> [Items from a dataset]
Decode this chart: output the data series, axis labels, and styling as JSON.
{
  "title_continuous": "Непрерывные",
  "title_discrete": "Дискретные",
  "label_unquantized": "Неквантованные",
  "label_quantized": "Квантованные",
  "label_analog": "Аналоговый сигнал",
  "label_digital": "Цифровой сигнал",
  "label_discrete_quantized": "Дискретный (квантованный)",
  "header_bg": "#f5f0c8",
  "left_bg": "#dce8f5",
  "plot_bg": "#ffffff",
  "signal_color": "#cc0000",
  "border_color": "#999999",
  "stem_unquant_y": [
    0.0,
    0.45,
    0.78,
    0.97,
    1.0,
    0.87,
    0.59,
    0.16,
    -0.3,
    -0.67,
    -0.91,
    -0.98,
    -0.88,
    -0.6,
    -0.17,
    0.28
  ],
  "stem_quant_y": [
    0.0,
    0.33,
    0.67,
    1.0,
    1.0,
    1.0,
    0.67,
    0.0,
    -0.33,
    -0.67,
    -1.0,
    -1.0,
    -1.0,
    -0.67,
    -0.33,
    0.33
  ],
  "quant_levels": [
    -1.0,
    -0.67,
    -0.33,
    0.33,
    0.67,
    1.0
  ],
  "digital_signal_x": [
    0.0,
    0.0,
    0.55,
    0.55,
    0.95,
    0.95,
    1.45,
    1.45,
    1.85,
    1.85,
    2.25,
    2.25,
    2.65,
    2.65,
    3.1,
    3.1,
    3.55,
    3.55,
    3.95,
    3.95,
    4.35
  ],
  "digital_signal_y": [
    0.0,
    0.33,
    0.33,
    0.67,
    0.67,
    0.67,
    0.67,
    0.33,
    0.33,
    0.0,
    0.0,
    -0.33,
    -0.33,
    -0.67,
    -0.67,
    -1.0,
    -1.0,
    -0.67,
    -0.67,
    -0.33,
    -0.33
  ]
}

> [THE EXERCISE] Find each line holding the word "сигнал" and copy it.

> [REPLY TO THE EXERCISE]
  "label_analog": "Аналоговый сигнал",
  "label_digital": "Цифровой сигнал",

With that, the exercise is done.